Entries from a dataset:
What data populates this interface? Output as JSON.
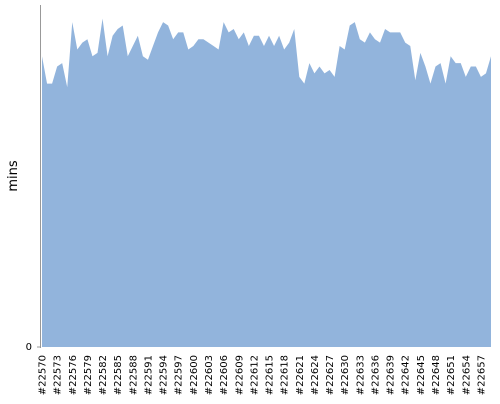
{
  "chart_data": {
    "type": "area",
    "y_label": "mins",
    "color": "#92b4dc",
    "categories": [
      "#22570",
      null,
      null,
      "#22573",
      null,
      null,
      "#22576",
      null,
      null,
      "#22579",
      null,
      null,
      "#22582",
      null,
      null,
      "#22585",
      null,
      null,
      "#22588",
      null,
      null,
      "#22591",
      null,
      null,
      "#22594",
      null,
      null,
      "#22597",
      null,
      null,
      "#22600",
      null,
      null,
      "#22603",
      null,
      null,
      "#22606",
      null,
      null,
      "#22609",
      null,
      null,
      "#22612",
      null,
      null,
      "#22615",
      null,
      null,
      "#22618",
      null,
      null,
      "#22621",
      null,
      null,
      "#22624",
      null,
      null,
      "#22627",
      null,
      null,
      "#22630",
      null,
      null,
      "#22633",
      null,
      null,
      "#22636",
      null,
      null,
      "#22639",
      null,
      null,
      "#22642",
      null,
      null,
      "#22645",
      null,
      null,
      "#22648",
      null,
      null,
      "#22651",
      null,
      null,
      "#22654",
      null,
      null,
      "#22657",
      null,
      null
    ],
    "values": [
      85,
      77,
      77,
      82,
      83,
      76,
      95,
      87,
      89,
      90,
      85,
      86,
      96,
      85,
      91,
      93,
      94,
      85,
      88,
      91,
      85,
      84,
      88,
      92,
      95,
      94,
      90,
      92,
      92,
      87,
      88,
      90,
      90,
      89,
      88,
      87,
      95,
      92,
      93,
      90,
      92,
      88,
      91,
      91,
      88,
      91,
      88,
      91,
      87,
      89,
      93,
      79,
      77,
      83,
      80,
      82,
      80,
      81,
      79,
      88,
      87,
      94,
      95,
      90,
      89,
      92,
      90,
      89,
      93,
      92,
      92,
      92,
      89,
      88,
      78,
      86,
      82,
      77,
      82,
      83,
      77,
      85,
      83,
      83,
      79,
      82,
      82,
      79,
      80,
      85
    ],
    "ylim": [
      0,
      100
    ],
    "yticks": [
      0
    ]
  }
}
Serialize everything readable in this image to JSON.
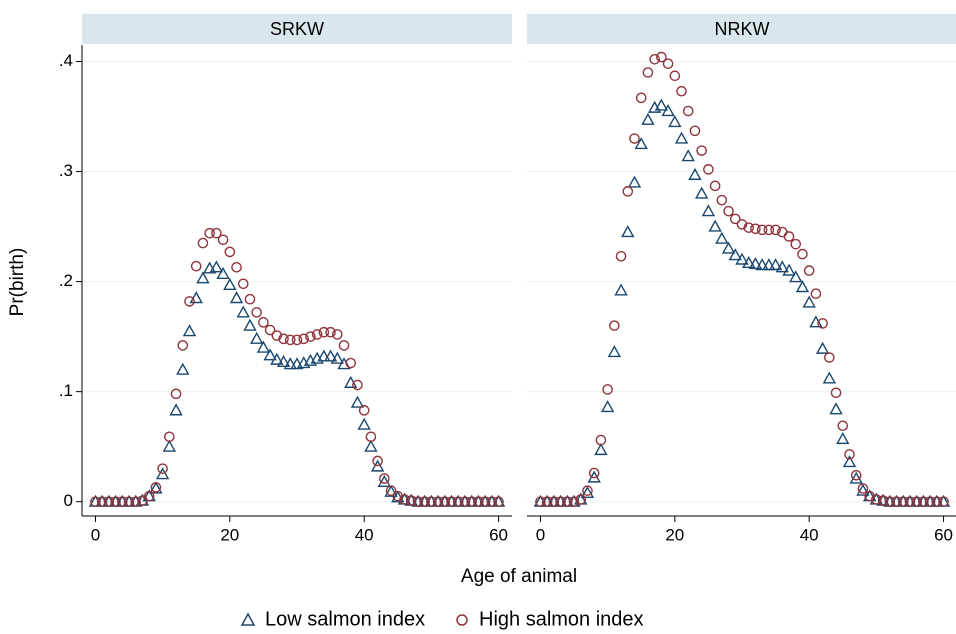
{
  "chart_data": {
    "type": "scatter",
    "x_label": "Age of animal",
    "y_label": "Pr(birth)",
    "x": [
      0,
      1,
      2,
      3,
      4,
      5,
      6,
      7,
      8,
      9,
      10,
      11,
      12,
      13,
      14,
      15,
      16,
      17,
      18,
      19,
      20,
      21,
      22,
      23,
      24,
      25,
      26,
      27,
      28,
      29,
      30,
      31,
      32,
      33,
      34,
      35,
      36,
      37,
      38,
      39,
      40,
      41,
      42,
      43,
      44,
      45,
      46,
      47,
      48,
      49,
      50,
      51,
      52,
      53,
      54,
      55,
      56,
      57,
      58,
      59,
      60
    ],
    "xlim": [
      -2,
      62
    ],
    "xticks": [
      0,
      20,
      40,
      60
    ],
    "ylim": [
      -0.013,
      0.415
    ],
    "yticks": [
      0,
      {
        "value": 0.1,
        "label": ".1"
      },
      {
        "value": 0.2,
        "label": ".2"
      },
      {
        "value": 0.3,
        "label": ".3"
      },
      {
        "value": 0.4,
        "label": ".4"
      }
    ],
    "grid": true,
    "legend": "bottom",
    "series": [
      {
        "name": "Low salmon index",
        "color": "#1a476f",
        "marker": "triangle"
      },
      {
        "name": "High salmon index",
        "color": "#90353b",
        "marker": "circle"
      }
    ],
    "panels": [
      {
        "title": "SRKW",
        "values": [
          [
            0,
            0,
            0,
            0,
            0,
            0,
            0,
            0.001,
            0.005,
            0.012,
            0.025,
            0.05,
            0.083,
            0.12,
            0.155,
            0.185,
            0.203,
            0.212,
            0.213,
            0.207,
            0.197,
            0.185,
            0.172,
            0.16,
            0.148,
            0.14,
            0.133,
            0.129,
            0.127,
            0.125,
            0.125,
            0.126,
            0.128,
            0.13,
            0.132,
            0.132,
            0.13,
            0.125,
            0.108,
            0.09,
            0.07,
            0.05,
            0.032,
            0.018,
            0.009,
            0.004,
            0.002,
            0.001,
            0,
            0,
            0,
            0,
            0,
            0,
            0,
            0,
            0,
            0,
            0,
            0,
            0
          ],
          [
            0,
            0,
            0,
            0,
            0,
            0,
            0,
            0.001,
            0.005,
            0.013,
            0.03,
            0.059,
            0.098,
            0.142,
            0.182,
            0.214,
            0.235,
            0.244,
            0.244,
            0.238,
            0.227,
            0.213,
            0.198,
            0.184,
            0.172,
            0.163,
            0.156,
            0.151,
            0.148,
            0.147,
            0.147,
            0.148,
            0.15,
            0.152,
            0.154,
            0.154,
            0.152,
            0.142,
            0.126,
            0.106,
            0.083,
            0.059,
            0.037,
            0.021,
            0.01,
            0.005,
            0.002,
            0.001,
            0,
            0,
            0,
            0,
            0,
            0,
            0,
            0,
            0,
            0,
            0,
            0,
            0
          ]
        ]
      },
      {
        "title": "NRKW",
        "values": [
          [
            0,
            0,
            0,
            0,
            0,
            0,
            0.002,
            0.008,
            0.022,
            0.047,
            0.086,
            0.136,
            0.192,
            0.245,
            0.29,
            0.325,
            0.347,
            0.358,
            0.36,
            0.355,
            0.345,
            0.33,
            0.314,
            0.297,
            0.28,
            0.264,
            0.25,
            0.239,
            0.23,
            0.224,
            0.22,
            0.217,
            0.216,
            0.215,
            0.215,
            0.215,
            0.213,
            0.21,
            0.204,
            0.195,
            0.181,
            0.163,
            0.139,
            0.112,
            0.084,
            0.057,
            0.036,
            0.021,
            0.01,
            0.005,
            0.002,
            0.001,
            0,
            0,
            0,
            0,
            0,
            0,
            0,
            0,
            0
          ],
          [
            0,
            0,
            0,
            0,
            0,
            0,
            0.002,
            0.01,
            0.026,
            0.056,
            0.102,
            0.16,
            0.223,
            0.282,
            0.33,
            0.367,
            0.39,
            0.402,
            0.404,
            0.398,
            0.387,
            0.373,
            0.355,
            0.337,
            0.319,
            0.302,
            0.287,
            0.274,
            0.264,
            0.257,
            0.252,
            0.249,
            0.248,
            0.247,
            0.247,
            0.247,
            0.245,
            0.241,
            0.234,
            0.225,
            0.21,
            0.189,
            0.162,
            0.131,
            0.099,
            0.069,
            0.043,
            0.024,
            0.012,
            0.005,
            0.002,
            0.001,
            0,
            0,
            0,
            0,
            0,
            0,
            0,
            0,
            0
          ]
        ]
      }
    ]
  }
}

(What is needed):
Read the entries above, then pull out the lines that include "JSON".

(Solved problem):
What data populates this interface? Output as JSON.
Serialize everything readable in this image to JSON.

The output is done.